— SUPPLIED ENTRIES —
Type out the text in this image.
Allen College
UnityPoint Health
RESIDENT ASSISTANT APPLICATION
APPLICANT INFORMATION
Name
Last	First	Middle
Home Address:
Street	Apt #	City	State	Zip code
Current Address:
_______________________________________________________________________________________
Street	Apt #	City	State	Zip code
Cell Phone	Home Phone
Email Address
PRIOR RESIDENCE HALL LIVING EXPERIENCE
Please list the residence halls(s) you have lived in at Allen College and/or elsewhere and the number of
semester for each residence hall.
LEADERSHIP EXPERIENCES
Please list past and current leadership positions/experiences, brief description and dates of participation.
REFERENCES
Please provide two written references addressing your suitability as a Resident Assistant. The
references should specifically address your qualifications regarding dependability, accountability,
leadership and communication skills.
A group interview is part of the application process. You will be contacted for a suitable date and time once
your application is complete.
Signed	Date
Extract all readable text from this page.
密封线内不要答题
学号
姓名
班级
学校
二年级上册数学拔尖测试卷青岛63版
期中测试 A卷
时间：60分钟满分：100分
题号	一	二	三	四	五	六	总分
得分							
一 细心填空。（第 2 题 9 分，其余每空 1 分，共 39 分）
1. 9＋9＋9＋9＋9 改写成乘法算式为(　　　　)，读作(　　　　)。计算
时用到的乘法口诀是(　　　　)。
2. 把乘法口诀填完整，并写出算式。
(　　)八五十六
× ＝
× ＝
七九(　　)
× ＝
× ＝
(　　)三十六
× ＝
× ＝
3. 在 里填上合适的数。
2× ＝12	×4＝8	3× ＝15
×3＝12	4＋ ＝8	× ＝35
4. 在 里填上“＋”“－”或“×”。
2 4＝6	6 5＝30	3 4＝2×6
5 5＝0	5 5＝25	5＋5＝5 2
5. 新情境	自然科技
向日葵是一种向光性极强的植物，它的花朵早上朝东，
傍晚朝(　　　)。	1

— TASK PROMPT —
Print the listing above in full, exactly as it is.

— RESPONSE FOR THIS EXERCISE —
Type out the text in this image.
Allen College
UnityPoint Health
RESIDENT ASSISTANT APPLICATION
APPLICANT INFORMATION
Name
Last	First	Middle
Home Address:
Street	Apt #	City	State	Zip code
Current Address:
_______________________________________________________________________________________
Street	Apt #	City	State	Zip code
Cell Phone	Home Phone
Email Address
PRIOR RESIDENCE HALL LIVING EXPERIENCE
Please list the residence halls(s) you have lived in at Allen College and/or elsewhere and the number of
semester for each residence hall.
LEADERSHIP EXPERIENCES
Please list past and current leadership positions/experiences, brief description and dates of participation.
REFERENCES
Please provide two written references addressing your suitability as a Resident Assistant. The
references should specifically address your qualifications regarding dependability, accountability,
leadership and communication skills.
A group interview is part of the application process. You will be contacted for a suitable date and time once
your application is complete.
Signed	Date
Extract all readable text from this page.
密封线内不要答题
学号
姓名
班级
学校
二年级上册数学拔尖测试卷青岛63版
期中测试 A卷
时间：60分钟满分：100分
题号	一	二	三	四	五	六	总分
得分							
一 细心填空。（第 2 题 9 分，其余每空 1 分，共 39 分）
1. 9＋9＋9＋9＋9 改写成乘法算式为(　　　　)，读作(　　　　)。计算
时用到的乘法口诀是(　　　　)。
2. 把乘法口诀填完整，并写出算式。
(　　)八五十六
× ＝
× ＝
七九(　　)
× ＝
× ＝
(　　)三十六
× ＝
× ＝
3. 在 里填上合适的数。
2× ＝12	×4＝8	3× ＝15
×3＝12	4＋ ＝8	× ＝35
4. 在 里填上“＋”“－”或“×”。
2 4＝6	6 5＝30	3 4＝2×6
5 5＝0	5 5＝25	5＋5＝5 2
5. 新情境	自然科技
向日葵是一种向光性极强的植物，它的花朵早上朝东，
傍晚朝(　　　)。	1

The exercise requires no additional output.